:: PROBLEM TO SOLVE ::
Go through the material below and report how many lines contain "name". Give only the number.

:: GIVEN RECORDS ::
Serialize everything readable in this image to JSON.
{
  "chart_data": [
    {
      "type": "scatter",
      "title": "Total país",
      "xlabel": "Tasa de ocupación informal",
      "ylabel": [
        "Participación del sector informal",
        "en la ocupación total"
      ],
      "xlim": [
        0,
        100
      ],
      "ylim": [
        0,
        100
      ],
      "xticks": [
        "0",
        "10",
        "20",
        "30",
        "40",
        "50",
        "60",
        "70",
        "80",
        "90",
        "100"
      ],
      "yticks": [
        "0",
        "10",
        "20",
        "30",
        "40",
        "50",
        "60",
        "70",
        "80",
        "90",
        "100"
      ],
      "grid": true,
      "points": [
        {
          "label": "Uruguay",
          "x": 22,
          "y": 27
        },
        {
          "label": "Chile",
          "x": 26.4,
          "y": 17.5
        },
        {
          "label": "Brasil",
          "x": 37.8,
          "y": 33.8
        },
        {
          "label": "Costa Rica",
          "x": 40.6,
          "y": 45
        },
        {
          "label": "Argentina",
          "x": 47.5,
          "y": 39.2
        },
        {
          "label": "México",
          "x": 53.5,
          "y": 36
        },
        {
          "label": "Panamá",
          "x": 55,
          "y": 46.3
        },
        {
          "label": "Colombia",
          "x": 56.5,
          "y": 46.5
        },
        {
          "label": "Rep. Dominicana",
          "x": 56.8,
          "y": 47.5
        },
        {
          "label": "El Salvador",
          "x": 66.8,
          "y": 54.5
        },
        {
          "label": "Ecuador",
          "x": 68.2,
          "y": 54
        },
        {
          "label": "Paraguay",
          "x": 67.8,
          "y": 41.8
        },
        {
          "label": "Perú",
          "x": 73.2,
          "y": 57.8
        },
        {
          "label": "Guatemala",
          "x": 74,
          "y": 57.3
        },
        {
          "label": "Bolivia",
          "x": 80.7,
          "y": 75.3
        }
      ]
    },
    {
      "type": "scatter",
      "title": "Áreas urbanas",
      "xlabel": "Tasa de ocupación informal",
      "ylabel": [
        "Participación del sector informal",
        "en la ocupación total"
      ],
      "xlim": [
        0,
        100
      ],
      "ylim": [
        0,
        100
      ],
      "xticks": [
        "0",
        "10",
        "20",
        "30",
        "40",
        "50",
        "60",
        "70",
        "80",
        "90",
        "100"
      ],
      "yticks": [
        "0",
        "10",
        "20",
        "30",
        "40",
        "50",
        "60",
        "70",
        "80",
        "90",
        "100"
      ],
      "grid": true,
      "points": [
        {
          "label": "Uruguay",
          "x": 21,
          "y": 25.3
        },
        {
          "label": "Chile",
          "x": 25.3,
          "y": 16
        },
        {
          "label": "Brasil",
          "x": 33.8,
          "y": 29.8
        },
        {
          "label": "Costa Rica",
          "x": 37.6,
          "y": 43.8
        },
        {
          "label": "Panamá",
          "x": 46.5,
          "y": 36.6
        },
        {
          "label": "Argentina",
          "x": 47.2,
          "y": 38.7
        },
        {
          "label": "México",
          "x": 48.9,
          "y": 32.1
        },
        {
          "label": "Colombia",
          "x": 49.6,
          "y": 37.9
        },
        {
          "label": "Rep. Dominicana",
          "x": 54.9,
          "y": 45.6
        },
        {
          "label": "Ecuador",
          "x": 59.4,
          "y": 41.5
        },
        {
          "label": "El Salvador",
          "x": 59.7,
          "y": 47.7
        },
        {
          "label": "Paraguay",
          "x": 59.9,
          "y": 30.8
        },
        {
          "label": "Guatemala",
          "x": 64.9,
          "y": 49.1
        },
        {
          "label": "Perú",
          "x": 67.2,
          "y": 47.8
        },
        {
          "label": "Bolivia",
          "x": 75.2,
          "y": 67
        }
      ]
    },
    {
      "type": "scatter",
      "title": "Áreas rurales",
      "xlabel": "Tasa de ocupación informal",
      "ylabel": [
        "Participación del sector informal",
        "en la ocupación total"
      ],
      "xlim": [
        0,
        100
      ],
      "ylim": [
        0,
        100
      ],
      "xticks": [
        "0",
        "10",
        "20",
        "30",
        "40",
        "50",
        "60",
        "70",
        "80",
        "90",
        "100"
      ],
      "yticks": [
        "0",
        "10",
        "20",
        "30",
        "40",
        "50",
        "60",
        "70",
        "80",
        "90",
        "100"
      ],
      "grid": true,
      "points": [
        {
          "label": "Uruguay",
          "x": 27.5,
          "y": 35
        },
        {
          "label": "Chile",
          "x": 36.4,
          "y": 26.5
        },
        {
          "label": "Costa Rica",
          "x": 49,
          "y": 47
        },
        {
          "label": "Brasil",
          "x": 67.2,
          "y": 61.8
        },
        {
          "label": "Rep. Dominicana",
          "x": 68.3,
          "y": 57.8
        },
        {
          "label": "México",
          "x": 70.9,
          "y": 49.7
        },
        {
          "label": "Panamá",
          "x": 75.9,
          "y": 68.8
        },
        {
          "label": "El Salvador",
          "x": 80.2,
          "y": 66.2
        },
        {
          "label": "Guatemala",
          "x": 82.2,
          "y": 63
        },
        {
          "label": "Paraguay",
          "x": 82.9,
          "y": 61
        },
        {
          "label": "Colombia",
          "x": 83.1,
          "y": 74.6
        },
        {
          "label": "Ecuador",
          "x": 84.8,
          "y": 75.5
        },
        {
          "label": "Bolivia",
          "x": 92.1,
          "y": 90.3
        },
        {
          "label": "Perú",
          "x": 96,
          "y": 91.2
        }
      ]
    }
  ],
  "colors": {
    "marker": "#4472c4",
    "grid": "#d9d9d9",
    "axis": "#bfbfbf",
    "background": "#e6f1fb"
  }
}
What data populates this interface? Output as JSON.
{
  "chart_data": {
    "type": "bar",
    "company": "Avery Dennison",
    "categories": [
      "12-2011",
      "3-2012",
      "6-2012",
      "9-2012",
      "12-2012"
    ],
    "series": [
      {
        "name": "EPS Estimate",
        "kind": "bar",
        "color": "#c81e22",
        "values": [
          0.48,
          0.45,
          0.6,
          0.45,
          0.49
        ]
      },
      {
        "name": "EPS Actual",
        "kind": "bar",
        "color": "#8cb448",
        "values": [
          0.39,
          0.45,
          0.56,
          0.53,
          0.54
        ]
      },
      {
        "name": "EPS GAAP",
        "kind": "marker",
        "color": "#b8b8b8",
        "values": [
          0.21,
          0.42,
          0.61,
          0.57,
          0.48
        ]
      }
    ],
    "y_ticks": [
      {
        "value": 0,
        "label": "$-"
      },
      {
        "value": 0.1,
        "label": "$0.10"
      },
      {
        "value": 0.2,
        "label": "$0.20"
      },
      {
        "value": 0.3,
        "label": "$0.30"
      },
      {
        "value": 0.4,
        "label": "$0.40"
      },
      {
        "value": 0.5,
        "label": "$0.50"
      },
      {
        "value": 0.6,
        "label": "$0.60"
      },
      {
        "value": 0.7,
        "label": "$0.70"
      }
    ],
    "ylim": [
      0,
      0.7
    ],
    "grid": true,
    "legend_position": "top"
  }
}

:: THE OUTPUT ::
3